== Record extracts

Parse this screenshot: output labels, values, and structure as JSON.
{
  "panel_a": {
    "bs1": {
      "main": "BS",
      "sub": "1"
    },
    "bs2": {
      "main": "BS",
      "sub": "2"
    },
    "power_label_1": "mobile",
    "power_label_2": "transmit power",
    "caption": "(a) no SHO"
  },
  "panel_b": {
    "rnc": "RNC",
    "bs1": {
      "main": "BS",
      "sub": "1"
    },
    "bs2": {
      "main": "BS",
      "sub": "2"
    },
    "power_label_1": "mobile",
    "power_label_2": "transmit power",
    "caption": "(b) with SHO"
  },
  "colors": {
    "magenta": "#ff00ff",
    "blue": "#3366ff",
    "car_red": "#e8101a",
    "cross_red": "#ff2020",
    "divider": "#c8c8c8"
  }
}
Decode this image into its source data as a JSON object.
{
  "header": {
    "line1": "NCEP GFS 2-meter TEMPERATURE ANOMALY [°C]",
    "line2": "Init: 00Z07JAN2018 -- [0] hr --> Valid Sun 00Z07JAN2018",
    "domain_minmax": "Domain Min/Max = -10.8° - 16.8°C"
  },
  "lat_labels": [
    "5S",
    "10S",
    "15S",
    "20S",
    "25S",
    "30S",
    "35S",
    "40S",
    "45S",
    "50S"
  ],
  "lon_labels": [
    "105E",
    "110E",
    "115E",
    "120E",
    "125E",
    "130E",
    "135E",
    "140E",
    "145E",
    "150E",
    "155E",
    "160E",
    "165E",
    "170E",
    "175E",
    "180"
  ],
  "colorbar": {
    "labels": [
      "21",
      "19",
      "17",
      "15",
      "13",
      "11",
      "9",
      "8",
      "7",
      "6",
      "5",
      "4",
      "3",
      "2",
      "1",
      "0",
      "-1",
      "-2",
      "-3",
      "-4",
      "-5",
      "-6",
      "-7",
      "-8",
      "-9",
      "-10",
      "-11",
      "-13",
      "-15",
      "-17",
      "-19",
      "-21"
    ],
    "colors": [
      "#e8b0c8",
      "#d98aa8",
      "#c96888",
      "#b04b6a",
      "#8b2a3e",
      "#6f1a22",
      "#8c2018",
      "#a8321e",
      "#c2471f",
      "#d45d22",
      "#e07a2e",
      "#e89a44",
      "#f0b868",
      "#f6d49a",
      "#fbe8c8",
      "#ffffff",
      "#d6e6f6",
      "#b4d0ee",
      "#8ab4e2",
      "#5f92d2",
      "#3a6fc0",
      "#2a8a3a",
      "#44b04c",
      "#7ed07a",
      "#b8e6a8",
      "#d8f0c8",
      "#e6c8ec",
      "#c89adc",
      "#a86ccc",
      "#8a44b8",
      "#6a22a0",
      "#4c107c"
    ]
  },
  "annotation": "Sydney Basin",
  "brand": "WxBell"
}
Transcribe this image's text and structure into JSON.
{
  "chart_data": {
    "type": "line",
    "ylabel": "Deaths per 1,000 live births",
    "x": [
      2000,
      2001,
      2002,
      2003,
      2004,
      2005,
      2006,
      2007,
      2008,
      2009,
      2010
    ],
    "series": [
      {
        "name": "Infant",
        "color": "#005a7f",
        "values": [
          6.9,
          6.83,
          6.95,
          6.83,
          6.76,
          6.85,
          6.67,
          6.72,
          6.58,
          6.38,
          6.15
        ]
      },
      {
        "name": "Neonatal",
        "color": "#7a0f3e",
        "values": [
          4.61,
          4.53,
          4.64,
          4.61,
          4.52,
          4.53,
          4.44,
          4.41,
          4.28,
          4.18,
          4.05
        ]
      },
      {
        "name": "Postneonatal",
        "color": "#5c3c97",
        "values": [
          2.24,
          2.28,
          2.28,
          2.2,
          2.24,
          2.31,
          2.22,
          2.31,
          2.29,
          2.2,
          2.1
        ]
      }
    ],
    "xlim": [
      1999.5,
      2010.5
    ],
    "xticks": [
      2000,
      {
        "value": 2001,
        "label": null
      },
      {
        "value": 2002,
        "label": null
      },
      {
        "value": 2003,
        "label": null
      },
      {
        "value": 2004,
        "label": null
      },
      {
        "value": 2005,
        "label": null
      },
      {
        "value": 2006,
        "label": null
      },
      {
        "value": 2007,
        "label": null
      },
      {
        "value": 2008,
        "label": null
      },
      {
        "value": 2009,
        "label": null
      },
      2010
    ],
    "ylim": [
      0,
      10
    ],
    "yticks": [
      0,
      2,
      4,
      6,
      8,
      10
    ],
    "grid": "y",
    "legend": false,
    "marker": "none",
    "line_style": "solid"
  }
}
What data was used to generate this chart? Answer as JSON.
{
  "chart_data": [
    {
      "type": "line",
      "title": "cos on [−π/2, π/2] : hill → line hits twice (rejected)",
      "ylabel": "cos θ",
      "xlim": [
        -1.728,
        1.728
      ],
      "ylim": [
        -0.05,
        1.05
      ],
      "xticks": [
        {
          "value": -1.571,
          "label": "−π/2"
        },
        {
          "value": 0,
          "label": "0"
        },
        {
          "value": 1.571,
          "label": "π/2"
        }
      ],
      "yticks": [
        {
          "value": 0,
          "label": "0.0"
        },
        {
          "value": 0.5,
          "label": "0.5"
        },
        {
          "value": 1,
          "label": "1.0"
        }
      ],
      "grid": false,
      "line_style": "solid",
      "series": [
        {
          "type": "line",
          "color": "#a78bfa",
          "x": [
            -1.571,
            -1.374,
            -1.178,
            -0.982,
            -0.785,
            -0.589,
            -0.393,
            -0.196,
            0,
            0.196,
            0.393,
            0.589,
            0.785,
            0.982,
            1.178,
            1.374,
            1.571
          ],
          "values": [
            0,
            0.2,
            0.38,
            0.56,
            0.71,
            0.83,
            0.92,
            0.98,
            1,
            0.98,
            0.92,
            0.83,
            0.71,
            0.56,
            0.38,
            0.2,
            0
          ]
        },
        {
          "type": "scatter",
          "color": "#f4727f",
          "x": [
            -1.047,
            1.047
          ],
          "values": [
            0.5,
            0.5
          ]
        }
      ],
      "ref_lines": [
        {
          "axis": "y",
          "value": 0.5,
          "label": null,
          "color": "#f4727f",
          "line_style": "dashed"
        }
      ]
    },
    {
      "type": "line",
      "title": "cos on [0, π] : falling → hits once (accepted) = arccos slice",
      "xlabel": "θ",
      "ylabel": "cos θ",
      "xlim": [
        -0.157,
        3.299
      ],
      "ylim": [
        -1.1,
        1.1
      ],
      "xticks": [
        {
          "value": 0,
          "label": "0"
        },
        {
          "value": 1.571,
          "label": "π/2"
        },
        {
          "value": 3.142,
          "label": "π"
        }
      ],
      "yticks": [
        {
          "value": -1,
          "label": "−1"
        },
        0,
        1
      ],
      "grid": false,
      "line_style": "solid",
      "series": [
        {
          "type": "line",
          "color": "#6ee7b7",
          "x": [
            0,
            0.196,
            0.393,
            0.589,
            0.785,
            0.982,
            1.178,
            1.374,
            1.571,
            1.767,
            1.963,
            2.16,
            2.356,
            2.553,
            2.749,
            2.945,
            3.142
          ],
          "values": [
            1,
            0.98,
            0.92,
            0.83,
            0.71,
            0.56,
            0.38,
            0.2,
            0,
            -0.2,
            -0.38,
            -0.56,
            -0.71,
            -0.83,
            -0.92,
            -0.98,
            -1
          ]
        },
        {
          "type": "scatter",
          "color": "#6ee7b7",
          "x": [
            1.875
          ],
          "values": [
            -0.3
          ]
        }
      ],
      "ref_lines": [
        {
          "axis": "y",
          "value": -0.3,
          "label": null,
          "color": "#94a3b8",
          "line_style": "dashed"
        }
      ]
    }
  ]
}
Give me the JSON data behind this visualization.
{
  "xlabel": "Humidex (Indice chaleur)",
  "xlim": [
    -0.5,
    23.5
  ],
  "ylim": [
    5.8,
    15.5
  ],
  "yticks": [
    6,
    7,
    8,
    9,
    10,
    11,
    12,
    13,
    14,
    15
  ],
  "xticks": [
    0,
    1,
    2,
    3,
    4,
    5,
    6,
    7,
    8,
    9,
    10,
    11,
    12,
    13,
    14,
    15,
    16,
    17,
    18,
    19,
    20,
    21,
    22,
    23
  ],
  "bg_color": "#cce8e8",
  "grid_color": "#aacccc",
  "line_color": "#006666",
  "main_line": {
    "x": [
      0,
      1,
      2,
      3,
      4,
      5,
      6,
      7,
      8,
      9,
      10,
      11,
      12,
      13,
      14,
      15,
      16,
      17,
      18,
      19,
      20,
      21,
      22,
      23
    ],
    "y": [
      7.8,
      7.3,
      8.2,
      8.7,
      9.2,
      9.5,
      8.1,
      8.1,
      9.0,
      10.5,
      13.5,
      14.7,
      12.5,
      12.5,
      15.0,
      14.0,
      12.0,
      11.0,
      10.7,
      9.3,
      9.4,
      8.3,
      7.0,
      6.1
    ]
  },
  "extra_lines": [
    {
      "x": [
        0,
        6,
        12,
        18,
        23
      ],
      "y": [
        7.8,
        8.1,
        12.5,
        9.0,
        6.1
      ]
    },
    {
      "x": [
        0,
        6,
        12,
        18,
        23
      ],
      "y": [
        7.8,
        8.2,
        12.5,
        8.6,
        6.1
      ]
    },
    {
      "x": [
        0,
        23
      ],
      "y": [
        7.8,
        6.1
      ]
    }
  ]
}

====

### Aim of the task:
Determine how many lines in the listing above hold the string "xlabel", then write only the number.

### The response:
2